## Exercise
Please quote every line word for word.

[start of Materials provided]

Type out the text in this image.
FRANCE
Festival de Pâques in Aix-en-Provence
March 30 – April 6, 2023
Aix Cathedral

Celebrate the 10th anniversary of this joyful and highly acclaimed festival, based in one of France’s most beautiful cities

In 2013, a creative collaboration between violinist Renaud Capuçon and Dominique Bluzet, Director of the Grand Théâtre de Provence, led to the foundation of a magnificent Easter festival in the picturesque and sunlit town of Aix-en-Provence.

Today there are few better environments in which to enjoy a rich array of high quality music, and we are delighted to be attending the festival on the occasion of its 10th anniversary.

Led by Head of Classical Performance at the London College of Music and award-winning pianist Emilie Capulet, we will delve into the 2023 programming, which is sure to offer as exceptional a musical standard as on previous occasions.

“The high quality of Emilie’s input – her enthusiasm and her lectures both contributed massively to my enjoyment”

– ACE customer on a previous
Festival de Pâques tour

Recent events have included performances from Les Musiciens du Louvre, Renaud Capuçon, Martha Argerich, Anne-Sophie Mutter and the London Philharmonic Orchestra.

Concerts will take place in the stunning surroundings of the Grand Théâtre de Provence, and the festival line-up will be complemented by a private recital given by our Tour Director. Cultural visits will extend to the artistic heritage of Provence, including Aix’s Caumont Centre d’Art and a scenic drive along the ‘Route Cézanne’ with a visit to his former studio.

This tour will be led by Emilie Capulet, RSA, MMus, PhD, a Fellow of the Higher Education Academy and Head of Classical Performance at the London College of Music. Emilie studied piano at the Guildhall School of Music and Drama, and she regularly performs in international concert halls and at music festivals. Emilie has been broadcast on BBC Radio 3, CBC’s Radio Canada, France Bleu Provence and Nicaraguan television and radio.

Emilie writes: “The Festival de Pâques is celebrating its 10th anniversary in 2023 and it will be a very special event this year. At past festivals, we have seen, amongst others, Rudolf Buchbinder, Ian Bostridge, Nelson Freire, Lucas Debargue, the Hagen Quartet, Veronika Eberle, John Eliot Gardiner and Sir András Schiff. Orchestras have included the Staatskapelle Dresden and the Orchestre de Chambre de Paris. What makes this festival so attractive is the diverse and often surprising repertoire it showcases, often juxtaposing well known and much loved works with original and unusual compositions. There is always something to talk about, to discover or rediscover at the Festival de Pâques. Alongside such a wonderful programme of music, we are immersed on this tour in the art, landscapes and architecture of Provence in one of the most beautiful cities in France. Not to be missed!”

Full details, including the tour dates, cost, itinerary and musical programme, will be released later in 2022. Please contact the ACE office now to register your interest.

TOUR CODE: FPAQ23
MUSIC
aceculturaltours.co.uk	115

[end of Materials provided]

## Result of this exercise
Type out the text in this image.
FRANCE
Festival de Pâques in Aix-en-Provence
March 30 – April 6, 2023
Aix Cathedral

Celebrate the 10th anniversary of this joyful and highly acclaimed festival, based in one of France’s most beautiful cities

In 2013, a creative collaboration between violinist Renaud Capuçon and Dominique Bluzet, Director of the Grand Théâtre de Provence, led to the foundation of a magnificent Easter festival in the picturesque and sunlit town of Aix-en-Provence.

Today there are few better environments in which to enjoy a rich array of high quality music, and we are delighted to be attending the festival on the occasion of its 10th anniversary.

Led by Head of Classical Performance at the London College of Music and award-winning pianist Emilie Capulet, we will delve into the 2023 programming, which is sure to offer as exceptional a musical standard as on previous occasions.

“The high quality of Emilie’s input – her enthusiasm and her lectures both contributed massively to my enjoyment”

– ACE customer on a previous
Festival de Pâques tour

Recent events have included performances from Les Musiciens du Louvre, Renaud Capuçon, Martha Argerich, Anne-Sophie Mutter and the London Philharmonic Orchestra.

Concerts will take place in the stunning surroundings of the Grand Théâtre de Provence, and the festival line-up will be complemented by a private recital given by our Tour Director. Cultural visits will extend to the artistic heritage of Provence, including Aix’s Caumont Centre d’Art and a scenic drive along the ‘Route Cézanne’ with a visit to his former studio.

This tour will be led by Emilie Capulet, RSA, MMus, PhD, a Fellow of the Higher Education Academy and Head of Classical Performance at the London College of Music. Emilie studied piano at the Guildhall School of Music and Drama, and she regularly performs in international concert halls and at music festivals. Emilie has been broadcast on BBC Radio 3, CBC’s Radio Canada, France Bleu Provence and Nicaraguan television and radio.

Emilie writes: “The Festival de Pâques is celebrating its 10th anniversary in 2023 and it will be a very special event this year. At past festivals, we have seen, amongst others, Rudolf Buchbinder, Ian Bostridge, Nelson Freire, Lucas Debargue, the Hagen Quartet, Veronika Eberle, John Eliot Gardiner and Sir András Schiff. Orchestras have included the Staatskapelle Dresden and the Orchestre de Chambre de Paris. What makes this festival so attractive is the diverse and often surprising repertoire it showcases, often juxtaposing well known and much loved works with original and unusual compositions. There is always something to talk about, to discover or rediscover at the Festival de Pâques. Alongside such a wonderful programme of music, we are immersed on this tour in the art, landscapes and architecture of Provence in one of the most beautiful cities in France. Not to be missed!”

Full details, including the tour dates, cost, itinerary and musical programme, will be released later in 2022. Please contact the ACE office now to register your interest.

TOUR CODE: FPAQ23
MUSIC
aceculturaltours.co.uk	115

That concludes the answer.